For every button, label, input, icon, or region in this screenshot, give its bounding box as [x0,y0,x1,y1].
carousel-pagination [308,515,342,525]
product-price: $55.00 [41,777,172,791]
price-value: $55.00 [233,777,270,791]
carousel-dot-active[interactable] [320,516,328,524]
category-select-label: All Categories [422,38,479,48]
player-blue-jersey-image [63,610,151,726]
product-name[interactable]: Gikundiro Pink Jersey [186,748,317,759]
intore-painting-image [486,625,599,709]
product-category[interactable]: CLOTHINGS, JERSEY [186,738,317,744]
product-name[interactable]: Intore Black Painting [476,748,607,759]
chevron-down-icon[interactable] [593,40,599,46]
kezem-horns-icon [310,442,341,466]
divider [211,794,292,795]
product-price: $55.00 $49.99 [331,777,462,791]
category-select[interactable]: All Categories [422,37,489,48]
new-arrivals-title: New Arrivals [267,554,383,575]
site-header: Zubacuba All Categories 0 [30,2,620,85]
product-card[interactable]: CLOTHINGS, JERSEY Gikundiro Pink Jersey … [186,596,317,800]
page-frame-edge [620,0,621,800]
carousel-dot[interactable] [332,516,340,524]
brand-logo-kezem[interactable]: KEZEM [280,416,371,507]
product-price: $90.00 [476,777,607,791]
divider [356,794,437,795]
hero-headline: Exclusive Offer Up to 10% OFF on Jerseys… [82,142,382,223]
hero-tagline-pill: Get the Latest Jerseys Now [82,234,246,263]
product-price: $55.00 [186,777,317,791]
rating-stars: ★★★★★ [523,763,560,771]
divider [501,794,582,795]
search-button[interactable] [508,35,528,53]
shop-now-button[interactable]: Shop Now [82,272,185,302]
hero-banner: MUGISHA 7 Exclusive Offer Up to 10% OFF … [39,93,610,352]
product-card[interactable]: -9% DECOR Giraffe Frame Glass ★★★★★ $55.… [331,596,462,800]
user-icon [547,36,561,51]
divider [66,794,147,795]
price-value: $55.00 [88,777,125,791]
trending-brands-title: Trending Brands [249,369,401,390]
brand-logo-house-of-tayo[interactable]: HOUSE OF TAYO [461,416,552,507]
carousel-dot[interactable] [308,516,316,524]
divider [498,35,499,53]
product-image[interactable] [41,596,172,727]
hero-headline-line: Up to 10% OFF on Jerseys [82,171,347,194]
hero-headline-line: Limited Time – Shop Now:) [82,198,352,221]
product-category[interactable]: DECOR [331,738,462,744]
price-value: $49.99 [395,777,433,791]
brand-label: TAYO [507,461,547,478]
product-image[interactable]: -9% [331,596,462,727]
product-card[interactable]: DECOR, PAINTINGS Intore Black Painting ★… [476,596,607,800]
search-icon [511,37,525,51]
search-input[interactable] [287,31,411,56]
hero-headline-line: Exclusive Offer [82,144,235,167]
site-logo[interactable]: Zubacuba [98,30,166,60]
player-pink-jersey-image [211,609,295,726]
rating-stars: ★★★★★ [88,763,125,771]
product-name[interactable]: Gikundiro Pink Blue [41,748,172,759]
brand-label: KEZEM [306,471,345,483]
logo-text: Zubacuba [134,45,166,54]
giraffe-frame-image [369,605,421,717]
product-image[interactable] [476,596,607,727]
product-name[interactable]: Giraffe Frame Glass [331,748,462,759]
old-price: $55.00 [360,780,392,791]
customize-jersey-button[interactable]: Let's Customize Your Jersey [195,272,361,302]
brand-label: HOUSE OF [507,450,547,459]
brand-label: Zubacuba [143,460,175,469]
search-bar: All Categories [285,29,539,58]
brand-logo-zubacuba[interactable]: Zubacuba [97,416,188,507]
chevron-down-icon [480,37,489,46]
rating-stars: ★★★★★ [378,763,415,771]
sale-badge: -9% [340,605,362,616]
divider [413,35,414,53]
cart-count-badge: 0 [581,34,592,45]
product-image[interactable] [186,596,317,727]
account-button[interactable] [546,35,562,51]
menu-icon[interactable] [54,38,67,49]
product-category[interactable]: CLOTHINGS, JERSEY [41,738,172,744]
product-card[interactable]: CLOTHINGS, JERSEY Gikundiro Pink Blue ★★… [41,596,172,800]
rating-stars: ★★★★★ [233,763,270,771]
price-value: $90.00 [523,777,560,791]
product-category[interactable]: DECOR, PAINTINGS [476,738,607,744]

### AIM
Rewrite the data above, substituting "separator" for every "divider" and leaving everything else unchanged.

### OUTPUT BELOW
For every button, label, input, icon, or region in this screenshot, give its bounding box as [x0,y0,x1,y1].
carousel-pagination [308,515,342,525]
product-price: $55.00 [41,777,172,791]
price-value: $55.00 [233,777,270,791]
carousel-dot-active[interactable] [320,516,328,524]
category-select-label: All Categories [422,38,479,48]
player-blue-jersey-image [63,610,151,726]
product-name[interactable]: Gikundiro Pink Jersey [186,748,317,759]
intore-painting-image [486,625,599,709]
product-category[interactable]: CLOTHINGS, JERSEY [186,738,317,744]
product-name[interactable]: Intore Black Painting [476,748,607,759]
chevron-down-icon[interactable] [593,40,599,46]
kezem-horns-icon [310,442,341,466]
separator [211,794,292,795]
product-price: $55.00 $49.99 [331,777,462,791]
category-select[interactable]: All Categories [422,37,489,48]
new-arrivals-title: New Arrivals [267,554,383,575]
site-header: Zubacuba All Categories 0 [30,2,620,85]
product-card[interactable]: CLOTHINGS, JERSEY Gikundiro Pink Jersey … [186,596,317,800]
page-frame-edge [620,0,621,800]
carousel-dot[interactable] [332,516,340,524]
brand-logo-kezem[interactable]: KEZEM [280,416,371,507]
product-price: $90.00 [476,777,607,791]
separator [356,794,437,795]
hero-headline: Exclusive Offer Up to 10% OFF on Jerseys… [82,142,382,223]
hero-tagline-pill: Get the Latest Jerseys Now [82,234,246,263]
product-price: $55.00 [186,777,317,791]
rating-stars: ★★★★★ [523,763,560,771]
separator [501,794,582,795]
search-button[interactable] [508,35,528,53]
shop-now-button[interactable]: Shop Now [82,272,185,302]
hero-banner: MUGISHA 7 Exclusive Offer Up to 10% OFF … [39,93,610,352]
product-card[interactable]: -9% DECOR Giraffe Frame Glass ★★★★★ $55.… [331,596,462,800]
user-icon [547,36,561,51]
separator [66,794,147,795]
price-value: $55.00 [88,777,125,791]
trending-brands-title: Trending Brands [249,369,401,390]
brand-logo-house-of-tayo[interactable]: HOUSE OF TAYO [461,416,552,507]
carousel-dot[interactable] [308,516,316,524]
separator [498,35,499,53]
product-image[interactable] [41,596,172,727]
hero-headline-line: Up to 10% OFF on Jerseys [82,171,347,194]
hero-headline-line: Limited Time – Shop Now:) [82,198,352,221]
product-category[interactable]: DECOR [331,738,462,744]
price-value: $49.99 [395,777,433,791]
brand-label: TAYO [507,461,547,478]
product-image[interactable]: -9% [331,596,462,727]
product-card[interactable]: DECOR, PAINTINGS Intore Black Painting ★… [476,596,607,800]
search-icon [511,37,525,51]
search-input[interactable] [287,31,411,56]
hero-headline-line: Exclusive Offer [82,144,235,167]
site-logo[interactable]: Zubacuba [98,30,166,60]
player-pink-jersey-image [211,609,295,726]
rating-stars: ★★★★★ [88,763,125,771]
product-name[interactable]: Gikundiro Pink Blue [41,748,172,759]
brand-label: KEZEM [306,471,345,483]
logo-text: Zubacuba [134,45,166,54]
giraffe-frame-image [369,605,421,717]
product-image[interactable] [476,596,607,727]
product-name[interactable]: Giraffe Frame Glass [331,748,462,759]
old-price: $55.00 [360,780,392,791]
customize-jersey-button[interactable]: Let's Customize Your Jersey [195,272,361,302]
brand-label: HOUSE OF [507,450,547,459]
brand-label: Zubacuba [143,460,175,469]
search-bar: All Categories [285,29,539,58]
brand-logo-zubacuba[interactable]: Zubacuba [97,416,188,507]
chevron-down-icon [480,37,489,46]
rating-stars: ★★★★★ [378,763,415,771]
sale-badge: -9% [340,605,362,616]
separator [413,35,414,53]
cart-count-badge: 0 [581,34,592,45]
product-image[interactable] [186,596,317,727]
account-button[interactable] [546,35,562,51]
menu-icon[interactable] [54,38,67,49]
product-category[interactable]: CLOTHINGS, JERSEY [41,738,172,744]
product-card[interactable]: CLOTHINGS, JERSEY Gikundiro Pink Blue ★★… [41,596,172,800]
rating-stars: ★★★★★ [233,763,270,771]
price-value: $90.00 [523,777,560,791]
product-category[interactable]: DECOR, PAINTINGS [476,738,607,744]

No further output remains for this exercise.